EXERCISE DETAILS
Show all lines holding the string "created".
━━━━━━━━━━━━━━━━
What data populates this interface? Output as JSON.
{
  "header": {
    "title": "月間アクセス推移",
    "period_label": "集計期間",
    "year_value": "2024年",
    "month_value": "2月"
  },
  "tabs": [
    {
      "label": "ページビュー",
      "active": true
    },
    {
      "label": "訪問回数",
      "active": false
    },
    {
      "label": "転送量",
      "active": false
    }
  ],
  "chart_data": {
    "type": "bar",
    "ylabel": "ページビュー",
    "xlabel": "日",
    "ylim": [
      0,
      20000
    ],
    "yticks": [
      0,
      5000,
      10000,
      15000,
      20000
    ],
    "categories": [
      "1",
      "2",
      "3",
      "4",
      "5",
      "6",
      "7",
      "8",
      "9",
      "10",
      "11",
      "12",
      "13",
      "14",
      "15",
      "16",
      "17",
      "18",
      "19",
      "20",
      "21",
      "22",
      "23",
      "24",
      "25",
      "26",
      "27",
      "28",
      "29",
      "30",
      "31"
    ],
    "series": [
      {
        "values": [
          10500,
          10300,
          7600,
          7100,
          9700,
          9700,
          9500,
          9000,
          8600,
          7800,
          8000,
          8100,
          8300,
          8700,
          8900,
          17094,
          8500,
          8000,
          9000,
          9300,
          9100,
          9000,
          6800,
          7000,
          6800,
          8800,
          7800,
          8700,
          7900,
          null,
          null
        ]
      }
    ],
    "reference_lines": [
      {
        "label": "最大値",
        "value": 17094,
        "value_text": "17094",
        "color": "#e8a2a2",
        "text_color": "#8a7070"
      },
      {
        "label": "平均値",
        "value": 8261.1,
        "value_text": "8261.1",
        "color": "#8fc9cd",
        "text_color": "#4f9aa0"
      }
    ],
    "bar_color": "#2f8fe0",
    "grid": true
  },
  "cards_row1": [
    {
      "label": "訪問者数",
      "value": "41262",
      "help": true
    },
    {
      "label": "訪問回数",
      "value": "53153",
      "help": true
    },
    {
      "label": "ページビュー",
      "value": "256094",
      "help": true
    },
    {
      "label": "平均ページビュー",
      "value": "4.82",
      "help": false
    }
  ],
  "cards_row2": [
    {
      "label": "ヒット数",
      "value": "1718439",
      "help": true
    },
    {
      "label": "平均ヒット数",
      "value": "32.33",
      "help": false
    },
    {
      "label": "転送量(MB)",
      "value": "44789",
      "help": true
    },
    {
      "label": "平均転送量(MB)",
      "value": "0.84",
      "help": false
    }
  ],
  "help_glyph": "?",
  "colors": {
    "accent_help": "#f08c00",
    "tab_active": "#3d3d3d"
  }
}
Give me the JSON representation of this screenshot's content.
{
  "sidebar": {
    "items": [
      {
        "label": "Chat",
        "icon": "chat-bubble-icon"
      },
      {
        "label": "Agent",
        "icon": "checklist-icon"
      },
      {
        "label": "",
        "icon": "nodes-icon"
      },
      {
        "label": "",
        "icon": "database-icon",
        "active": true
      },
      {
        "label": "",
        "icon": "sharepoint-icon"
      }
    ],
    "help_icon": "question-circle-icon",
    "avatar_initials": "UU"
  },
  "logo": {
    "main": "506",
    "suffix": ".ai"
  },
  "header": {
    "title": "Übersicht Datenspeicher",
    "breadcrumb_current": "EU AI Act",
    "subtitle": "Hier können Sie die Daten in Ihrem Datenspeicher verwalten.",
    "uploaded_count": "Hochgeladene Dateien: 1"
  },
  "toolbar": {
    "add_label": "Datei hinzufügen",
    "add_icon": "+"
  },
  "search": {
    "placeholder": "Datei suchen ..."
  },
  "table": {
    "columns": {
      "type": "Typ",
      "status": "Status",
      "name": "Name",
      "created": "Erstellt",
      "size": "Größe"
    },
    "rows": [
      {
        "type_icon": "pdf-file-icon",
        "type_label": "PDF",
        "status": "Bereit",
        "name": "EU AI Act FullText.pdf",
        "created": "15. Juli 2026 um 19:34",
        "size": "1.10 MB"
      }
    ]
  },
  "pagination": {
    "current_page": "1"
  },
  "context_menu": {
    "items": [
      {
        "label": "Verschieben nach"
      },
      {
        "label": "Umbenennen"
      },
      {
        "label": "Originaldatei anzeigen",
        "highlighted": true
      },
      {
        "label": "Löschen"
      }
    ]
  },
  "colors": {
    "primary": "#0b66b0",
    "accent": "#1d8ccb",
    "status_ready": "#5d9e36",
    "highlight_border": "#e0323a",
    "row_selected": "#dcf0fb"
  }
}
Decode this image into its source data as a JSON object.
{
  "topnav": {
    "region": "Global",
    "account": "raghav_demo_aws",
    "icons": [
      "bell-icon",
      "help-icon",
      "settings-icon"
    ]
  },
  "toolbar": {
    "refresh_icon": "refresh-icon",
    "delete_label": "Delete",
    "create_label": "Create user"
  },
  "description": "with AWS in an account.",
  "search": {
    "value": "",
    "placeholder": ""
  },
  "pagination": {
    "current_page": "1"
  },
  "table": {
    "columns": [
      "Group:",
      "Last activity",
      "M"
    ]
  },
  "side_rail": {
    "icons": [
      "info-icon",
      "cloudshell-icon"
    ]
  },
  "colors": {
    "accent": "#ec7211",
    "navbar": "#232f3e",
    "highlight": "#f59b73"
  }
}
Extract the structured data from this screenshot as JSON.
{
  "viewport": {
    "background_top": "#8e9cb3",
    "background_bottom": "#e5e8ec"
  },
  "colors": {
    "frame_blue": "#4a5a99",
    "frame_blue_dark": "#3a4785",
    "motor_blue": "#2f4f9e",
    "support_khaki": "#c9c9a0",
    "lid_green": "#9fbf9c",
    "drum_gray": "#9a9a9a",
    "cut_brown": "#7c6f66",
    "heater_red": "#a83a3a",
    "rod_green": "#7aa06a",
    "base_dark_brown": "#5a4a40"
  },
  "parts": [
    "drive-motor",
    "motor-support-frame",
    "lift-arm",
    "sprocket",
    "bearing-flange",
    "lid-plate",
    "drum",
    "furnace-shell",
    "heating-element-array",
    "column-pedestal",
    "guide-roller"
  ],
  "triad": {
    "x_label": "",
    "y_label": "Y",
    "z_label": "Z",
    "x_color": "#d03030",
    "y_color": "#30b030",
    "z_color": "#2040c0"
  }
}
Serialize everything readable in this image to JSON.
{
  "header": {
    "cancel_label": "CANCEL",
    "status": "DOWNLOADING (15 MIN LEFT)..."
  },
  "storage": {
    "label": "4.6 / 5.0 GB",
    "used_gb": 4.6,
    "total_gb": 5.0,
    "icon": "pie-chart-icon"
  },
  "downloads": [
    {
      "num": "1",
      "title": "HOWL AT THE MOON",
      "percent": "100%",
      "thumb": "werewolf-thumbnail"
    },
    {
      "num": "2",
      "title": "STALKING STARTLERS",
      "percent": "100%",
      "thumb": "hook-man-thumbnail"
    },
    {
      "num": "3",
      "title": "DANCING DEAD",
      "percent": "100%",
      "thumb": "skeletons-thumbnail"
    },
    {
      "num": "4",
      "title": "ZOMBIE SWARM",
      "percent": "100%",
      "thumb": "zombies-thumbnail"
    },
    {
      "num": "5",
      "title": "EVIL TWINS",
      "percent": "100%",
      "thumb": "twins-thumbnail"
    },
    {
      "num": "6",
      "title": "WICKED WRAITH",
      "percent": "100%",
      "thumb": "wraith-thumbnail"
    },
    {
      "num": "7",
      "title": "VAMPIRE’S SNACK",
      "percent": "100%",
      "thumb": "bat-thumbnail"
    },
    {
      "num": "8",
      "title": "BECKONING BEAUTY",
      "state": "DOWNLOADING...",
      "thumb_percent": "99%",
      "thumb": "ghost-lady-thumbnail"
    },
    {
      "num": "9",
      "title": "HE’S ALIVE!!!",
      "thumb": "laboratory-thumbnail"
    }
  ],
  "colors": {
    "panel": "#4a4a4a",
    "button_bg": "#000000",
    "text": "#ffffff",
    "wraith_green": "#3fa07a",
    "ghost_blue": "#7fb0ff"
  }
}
━━━━━━━━━━━━━━━━
RESPONSE
      "created": "Erstellt",
        "created": "15. Juli 2026 um 19:34",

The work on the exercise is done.